#### [Requirements]
Single out the lines that include the word "Königreich". Copy them.
begin Data shown
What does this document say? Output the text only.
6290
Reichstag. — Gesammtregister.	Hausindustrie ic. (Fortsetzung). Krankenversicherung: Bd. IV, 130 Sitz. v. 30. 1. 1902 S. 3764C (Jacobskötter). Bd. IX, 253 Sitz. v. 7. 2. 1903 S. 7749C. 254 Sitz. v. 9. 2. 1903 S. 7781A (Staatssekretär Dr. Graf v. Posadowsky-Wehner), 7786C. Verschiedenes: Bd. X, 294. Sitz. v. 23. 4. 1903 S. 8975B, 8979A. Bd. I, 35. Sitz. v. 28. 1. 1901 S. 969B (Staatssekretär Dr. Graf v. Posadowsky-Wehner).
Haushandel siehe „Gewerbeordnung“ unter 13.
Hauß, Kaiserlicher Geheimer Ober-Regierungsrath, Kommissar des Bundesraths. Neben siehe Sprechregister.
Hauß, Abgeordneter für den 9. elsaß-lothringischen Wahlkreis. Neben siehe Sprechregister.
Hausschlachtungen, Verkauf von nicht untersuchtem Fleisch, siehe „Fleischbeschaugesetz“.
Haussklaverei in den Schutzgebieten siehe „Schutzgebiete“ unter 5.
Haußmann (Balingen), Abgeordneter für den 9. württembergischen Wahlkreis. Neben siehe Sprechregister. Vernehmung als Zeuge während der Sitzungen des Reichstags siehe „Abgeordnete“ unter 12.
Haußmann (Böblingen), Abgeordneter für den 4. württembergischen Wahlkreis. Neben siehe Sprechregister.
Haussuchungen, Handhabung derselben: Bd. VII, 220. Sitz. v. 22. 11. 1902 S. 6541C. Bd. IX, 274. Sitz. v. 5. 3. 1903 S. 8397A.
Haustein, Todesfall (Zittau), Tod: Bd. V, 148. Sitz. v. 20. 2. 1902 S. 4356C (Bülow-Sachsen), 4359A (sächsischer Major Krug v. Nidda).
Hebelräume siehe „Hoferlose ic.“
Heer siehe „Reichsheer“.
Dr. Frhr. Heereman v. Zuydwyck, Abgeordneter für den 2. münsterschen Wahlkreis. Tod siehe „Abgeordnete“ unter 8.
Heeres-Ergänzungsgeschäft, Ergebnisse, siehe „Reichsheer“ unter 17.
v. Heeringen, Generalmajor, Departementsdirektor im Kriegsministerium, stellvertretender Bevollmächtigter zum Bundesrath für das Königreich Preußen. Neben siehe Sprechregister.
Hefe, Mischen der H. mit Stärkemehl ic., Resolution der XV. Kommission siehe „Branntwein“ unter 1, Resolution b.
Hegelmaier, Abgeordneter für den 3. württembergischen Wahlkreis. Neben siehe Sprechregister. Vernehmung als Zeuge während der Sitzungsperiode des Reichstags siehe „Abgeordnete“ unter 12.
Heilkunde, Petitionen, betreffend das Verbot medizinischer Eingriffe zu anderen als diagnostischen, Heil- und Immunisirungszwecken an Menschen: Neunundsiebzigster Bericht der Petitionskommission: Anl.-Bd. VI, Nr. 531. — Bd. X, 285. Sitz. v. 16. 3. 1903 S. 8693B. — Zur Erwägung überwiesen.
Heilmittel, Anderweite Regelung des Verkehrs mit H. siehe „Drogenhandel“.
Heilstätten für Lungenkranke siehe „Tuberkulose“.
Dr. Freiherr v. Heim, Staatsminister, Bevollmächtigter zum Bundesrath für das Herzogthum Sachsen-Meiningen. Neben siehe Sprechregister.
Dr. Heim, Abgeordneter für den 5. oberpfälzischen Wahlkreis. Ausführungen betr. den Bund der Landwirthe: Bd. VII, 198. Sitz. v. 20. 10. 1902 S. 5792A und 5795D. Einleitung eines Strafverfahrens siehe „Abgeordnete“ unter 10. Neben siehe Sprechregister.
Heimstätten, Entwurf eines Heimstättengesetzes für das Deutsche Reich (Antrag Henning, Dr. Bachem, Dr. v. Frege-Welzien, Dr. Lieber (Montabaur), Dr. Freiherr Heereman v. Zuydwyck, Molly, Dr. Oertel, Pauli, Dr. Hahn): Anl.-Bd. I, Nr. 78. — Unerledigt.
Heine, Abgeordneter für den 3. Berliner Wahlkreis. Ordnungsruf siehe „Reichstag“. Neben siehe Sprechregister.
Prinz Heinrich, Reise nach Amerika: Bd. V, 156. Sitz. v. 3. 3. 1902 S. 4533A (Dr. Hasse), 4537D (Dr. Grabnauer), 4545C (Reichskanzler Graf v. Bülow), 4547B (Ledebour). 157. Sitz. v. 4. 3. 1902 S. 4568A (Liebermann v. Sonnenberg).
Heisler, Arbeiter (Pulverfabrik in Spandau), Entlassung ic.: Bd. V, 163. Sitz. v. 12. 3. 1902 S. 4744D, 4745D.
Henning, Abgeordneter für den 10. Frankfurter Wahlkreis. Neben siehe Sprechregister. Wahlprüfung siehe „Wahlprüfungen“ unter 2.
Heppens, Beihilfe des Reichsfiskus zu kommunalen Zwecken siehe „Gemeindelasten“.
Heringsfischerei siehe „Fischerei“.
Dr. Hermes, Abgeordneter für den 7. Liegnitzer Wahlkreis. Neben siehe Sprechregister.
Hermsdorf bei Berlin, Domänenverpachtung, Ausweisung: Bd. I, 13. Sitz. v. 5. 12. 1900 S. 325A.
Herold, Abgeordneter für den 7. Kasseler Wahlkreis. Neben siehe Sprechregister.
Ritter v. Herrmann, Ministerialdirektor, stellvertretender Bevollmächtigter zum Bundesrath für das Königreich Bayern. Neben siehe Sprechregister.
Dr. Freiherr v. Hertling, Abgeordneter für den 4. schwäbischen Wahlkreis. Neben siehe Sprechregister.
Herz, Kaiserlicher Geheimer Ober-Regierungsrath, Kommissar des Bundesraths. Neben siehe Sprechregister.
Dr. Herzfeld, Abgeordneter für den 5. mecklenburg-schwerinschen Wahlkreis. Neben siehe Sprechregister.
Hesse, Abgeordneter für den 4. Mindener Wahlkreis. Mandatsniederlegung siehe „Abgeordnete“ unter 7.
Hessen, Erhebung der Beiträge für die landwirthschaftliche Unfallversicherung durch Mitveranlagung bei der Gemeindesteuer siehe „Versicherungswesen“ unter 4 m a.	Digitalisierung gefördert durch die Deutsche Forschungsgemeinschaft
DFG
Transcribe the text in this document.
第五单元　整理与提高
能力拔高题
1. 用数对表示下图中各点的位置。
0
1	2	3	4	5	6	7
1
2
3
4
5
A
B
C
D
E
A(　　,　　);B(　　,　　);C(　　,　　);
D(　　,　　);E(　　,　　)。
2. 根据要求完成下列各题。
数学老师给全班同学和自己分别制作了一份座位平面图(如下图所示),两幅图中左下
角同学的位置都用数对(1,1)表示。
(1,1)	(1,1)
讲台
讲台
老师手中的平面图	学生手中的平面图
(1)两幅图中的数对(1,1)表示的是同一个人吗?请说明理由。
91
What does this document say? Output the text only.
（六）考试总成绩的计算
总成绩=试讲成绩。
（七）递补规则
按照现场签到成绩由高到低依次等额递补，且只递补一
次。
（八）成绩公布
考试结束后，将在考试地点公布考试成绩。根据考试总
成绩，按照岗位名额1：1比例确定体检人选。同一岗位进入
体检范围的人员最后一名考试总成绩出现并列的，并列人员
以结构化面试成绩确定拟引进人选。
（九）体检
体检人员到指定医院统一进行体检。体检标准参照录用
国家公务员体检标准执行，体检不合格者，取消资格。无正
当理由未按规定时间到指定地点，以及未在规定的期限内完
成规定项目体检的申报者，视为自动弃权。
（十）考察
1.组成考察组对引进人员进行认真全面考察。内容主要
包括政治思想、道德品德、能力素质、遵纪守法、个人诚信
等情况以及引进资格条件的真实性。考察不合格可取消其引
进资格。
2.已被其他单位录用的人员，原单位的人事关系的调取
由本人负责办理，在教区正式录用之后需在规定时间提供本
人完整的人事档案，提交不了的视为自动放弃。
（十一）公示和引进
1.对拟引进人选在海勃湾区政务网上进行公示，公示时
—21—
end Data shown
#### [Response to this task]
v. Heeringen, Generalmajor, Departementsdirektor im Kriegsministerium, stellvertretender Bevollmächtigter zum Bundesrath für das Königreich Preußen. Neben siehe Sprechregister.
Ritter v. Herrmann, Ministerialdirektor, stellvertretender Bevollmächtigter zum Bundesrath für das Königreich Bayern. Neben siehe Sprechregister.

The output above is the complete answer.